● **CHALLENGE**
The records below must be copied in full; omit the images.

● **STORED DATA**
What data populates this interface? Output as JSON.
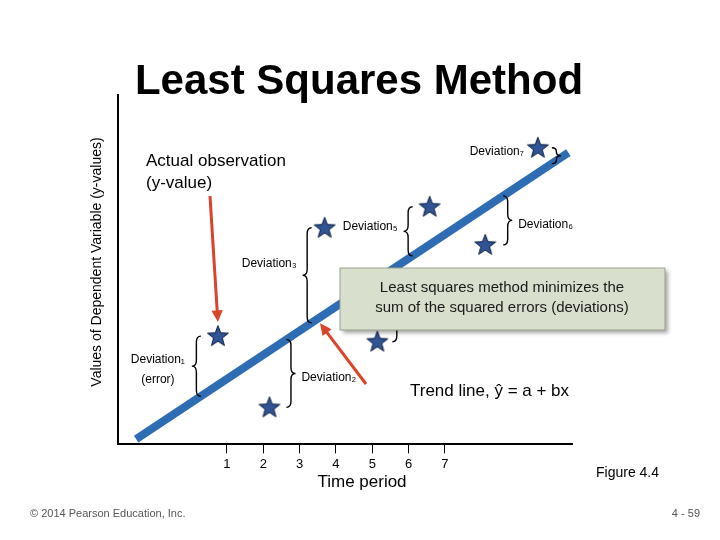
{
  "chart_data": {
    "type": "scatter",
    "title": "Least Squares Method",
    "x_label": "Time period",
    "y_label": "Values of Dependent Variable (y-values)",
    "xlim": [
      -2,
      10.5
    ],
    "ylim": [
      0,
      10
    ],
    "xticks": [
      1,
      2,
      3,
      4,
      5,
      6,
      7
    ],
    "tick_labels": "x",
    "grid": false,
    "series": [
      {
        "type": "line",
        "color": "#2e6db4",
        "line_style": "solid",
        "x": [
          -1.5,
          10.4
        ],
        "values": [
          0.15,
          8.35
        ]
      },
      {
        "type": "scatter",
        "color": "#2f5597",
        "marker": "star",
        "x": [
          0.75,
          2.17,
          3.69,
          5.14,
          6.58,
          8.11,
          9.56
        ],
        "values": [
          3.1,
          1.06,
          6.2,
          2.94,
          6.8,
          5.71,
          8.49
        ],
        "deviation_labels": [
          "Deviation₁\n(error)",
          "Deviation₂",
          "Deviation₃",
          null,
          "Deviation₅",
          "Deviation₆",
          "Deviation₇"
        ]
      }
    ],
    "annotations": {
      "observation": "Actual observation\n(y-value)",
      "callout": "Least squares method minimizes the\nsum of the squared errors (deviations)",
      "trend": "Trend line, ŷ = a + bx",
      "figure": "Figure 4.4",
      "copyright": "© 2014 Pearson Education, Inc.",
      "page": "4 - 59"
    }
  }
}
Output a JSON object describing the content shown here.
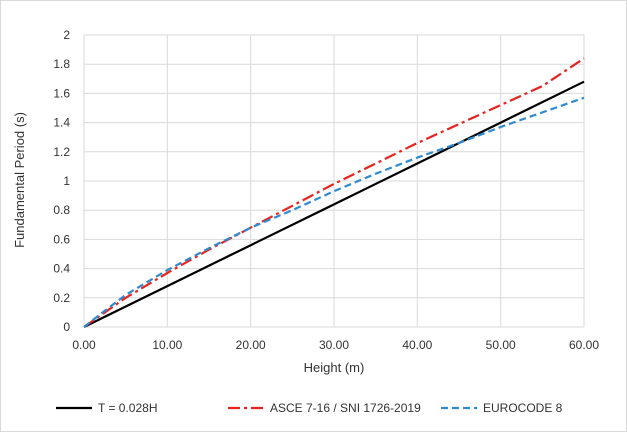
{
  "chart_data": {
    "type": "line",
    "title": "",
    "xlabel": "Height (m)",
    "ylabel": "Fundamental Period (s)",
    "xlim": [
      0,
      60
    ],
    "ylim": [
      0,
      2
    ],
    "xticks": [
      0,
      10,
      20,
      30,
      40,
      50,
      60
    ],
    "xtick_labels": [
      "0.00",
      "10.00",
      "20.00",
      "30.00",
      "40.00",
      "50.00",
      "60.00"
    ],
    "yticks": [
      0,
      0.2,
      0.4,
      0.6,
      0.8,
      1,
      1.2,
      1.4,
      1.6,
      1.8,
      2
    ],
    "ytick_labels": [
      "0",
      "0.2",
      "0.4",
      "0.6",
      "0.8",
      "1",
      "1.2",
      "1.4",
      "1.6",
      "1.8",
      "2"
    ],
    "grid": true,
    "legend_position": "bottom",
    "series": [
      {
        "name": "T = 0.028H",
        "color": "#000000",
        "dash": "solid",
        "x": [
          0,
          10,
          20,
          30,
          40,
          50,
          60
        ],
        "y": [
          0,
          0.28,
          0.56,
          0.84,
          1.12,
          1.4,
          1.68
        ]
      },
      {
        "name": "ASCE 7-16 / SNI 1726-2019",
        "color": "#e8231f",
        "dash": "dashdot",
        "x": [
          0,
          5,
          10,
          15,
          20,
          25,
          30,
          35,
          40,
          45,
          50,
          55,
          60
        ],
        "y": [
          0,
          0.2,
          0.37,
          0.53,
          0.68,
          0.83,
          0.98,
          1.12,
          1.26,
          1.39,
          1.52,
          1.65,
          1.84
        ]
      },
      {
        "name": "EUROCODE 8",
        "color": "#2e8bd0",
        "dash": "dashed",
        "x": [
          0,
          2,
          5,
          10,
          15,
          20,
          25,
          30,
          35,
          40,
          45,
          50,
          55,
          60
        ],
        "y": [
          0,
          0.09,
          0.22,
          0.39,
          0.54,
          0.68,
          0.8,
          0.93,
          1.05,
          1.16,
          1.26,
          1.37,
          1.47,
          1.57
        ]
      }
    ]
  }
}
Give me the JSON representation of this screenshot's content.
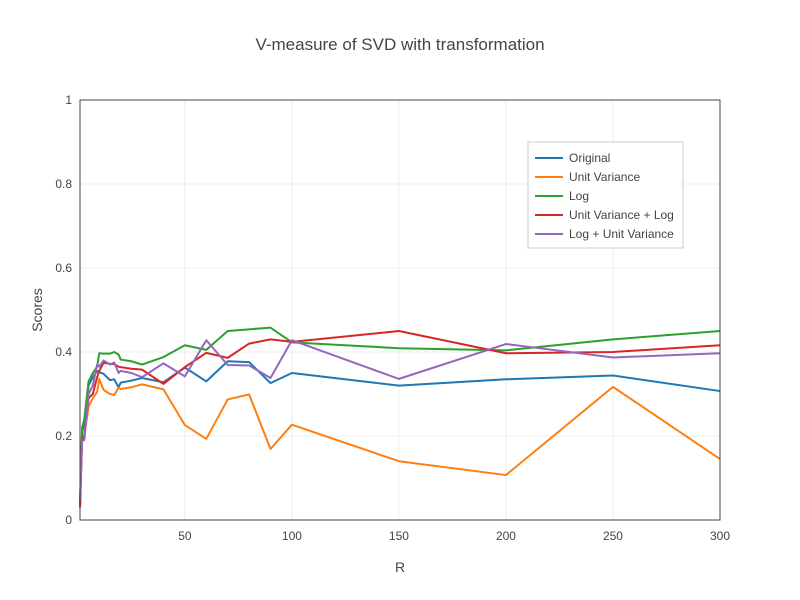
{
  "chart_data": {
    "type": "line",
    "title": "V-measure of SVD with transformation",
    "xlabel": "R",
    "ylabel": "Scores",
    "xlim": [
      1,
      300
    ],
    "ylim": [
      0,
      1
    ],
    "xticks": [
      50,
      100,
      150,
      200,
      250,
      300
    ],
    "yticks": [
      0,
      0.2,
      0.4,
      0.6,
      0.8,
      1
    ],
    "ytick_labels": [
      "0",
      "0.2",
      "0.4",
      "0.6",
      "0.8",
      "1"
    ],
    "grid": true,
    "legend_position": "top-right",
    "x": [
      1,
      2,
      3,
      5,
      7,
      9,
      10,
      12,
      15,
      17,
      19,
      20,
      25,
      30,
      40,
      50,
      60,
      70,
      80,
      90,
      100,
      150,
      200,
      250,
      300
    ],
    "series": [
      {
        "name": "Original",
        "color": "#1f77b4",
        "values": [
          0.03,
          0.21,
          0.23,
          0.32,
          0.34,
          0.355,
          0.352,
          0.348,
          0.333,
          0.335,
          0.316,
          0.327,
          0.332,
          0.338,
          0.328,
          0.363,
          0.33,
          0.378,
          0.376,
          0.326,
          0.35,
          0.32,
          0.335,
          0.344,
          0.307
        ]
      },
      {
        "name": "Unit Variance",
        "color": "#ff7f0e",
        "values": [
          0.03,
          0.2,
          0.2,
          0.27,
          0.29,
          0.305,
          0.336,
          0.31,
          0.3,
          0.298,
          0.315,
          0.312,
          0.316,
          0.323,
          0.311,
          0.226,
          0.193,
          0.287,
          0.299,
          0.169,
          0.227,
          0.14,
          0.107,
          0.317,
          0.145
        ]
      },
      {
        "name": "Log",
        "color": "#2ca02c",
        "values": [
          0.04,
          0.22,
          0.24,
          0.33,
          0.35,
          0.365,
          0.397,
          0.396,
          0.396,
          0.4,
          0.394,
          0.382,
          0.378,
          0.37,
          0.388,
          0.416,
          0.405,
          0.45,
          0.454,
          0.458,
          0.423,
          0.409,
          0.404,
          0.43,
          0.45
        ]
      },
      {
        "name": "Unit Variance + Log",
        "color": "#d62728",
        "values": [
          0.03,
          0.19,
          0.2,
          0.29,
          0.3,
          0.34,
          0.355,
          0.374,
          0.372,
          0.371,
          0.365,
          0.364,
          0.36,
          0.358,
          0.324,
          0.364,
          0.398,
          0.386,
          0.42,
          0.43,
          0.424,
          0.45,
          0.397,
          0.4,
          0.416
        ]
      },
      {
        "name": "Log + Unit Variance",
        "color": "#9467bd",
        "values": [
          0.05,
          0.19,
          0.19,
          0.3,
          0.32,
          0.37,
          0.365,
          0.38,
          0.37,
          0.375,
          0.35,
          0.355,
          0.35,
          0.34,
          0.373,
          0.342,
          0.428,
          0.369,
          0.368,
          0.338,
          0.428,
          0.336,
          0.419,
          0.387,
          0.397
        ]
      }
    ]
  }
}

● **RESULT FOR THIS EXERCISE**
What data populates this interface? Output as JSON.
{
  "chart_data": {
    "type": "scatter",
    "title": "Least Squares Method",
    "x_label": "Time period",
    "y_label": "Values of Dependent Variable (y-values)",
    "xlim": [
      -2,
      10.5
    ],
    "ylim": [
      0,
      10
    ],
    "xticks": [
      1,
      2,
      3,
      4,
      5,
      6,
      7
    ],
    "tick_labels": "x",
    "grid": false,
    "series": [
      {
        "type": "line",
        "color": "#2e6db4",
        "line_style": "solid",
        "x": [
          -1.5,
          10.4
        ],
        "values": [
          0.15,
          8.35
        ]
      },
      {
        "type": "scatter",
        "color": "#2f5597",
        "marker": "star",
        "x": [
          0.75,
          2.17,
          3.69,
          5.14,
          6.58,
          8.11,
          9.56
        ],
        "values": [
          3.1,
          1.06,
          6.2,
          2.94,
          6.8,
          5.71,
          8.49
        ],
        "deviation_labels": [
          "Deviation₁\n(error)",
          "Deviation₂",
          "Deviation₃",
          null,
          "Deviation₅",
          "Deviation₆",
          "Deviation₇"
        ]
      }
    ],
    "annotations": {
      "observation": "Actual observation\n(y-value)",
      "callout": "Least squares method minimizes the\nsum of the squared errors (deviations)",
      "trend": "Trend line, ŷ = a + bx",
      "figure": "Figure 4.4",
      "copyright": "© 2014 Pearson Education, Inc.",
      "page": "4 - 59"
    }
  }
}
Output a JSON object describing the content shown here.
{
  "chart_data": {
    "type": "line",
    "title": "",
    "xlabel": "Height (m)",
    "ylabel": "Fundamental Period (s)",
    "xlim": [
      0,
      60
    ],
    "ylim": [
      0,
      2
    ],
    "xticks": [
      0,
      10,
      20,
      30,
      40,
      50,
      60
    ],
    "xtick_labels": [
      "0.00",
      "10.00",
      "20.00",
      "30.00",
      "40.00",
      "50.00",
      "60.00"
    ],
    "yticks": [
      0,
      0.2,
      0.4,
      0.6,
      0.8,
      1,
      1.2,
      1.4,
      1.6,
      1.8,
      2
    ],
    "ytick_labels": [
      "0",
      "0.2",
      "0.4",
      "0.6",
      "0.8",
      "1",
      "1.2",
      "1.4",
      "1.6",
      "1.8",
      "2"
    ],
    "grid": true,
    "legend_position": "bottom",
    "series": [
      {
        "name": "T = 0.028H",
        "color": "#000000",
        "dash": "solid",
        "x": [
          0,
          10,
          20,
          30,
          40,
          50,
          60
        ],
        "y": [
          0,
          0.28,
          0.56,
          0.84,
          1.12,
          1.4,
          1.68
        ]
      },
      {
        "name": "ASCE 7-16 / SNI 1726-2019",
        "color": "#e8231f",
        "dash": "dashdot",
        "x": [
          0,
          5,
          10,
          15,
          20,
          25,
          30,
          35,
          40,
          45,
          50,
          55,
          60
        ],
        "y": [
          0,
          0.2,
          0.37,
          0.53,
          0.68,
          0.83,
          0.98,
          1.12,
          1.26,
          1.39,
          1.52,
          1.65,
          1.84
        ]
      },
      {
        "name": "EUROCODE 8",
        "color": "#2e8bd0",
        "dash": "dashed",
        "x": [
          0,
          2,
          5,
          10,
          15,
          20,
          25,
          30,
          35,
          40,
          45,
          50,
          55,
          60
        ],
        "y": [
          0,
          0.09,
          0.22,
          0.39,
          0.54,
          0.68,
          0.8,
          0.93,
          1.05,
          1.16,
          1.26,
          1.37,
          1.47,
          1.57
        ]
      }
    ]
  }
}
Give me the JSON representation of this screenshot's content.
{
  "chart_data": {
    "type": "line",
    "title": "V-measure of SVD with transformation",
    "xlabel": "R",
    "ylabel": "Scores",
    "xlim": [
      1,
      300
    ],
    "ylim": [
      0,
      1
    ],
    "xticks": [
      50,
      100,
      150,
      200,
      250,
      300
    ],
    "yticks": [
      0,
      0.2,
      0.4,
      0.6,
      0.8,
      1
    ],
    "ytick_labels": [
      "0",
      "0.2",
      "0.4",
      "0.6",
      "0.8",
      "1"
    ],
    "grid": true,
    "legend_position": "top-right",
    "x": [
      1,
      2,
      3,
      5,
      7,
      9,
      10,
      12,
      15,
      17,
      19,
      20,
      25,
      30,
      40,
      50,
      60,
      70,
      80,
      90,
      100,
      150,
      200,
      250,
      300
    ],
    "series": [
      {
        "name": "Original",
        "color": "#1f77b4",
        "values": [
          0.03,
          0.21,
          0.23,
          0.32,
          0.34,
          0.355,
          0.352,
          0.348,
          0.333,
          0.335,
          0.316,
          0.327,
          0.332,
          0.338,
          0.328,
          0.363,
          0.33,
          0.378,
          0.376,
          0.326,
          0.35,
          0.32,
          0.335,
          0.344,
          0.307
        ]
      },
      {
        "name": "Unit Variance",
        "color": "#ff7f0e",
        "values": [
          0.03,
          0.2,
          0.2,
          0.27,
          0.29,
          0.305,
          0.336,
          0.31,
          0.3,
          0.298,
          0.315,
          0.312,
          0.316,
          0.323,
          0.311,
          0.226,
          0.193,
          0.287,
          0.299,
          0.169,
          0.227,
          0.14,
          0.107,
          0.317,
          0.145
        ]
      },
      {
        "name": "Log",
        "color": "#2ca02c",
        "values": [
          0.04,
          0.22,
          0.24,
          0.33,
          0.35,
          0.365,
          0.397,
          0.396,
          0.396,
          0.4,
          0.394,
          0.382,
          0.378,
          0.37,
          0.388,
          0.416,
          0.405,
          0.45,
          0.454,
          0.458,
          0.423,
          0.409,
          0.404,
          0.43,
          0.45
        ]
      },
      {
        "name": "Unit Variance + Log",
        "color": "#d62728",
        "values": [
          0.03,
          0.19,
          0.2,
          0.29,
          0.3,
          0.34,
          0.355,
          0.374,
          0.372,
          0.371,
          0.365,
          0.364,
          0.36,
          0.358,
          0.324,
          0.364,
          0.398,
          0.386,
          0.42,
          0.43,
          0.424,
          0.45,
          0.397,
          0.4,
          0.416
        ]
      },
      {
        "name": "Log + Unit Variance",
        "color": "#9467bd",
        "values": [
          0.05,
          0.19,
          0.19,
          0.3,
          0.32,
          0.37,
          0.365,
          0.38,
          0.37,
          0.375,
          0.35,
          0.355,
          0.35,
          0.34,
          0.373,
          0.342,
          0.428,
          0.369,
          0.368,
          0.338,
          0.428,
          0.336,
          0.419,
          0.387,
          0.397
        ]
      }
    ]
  }
}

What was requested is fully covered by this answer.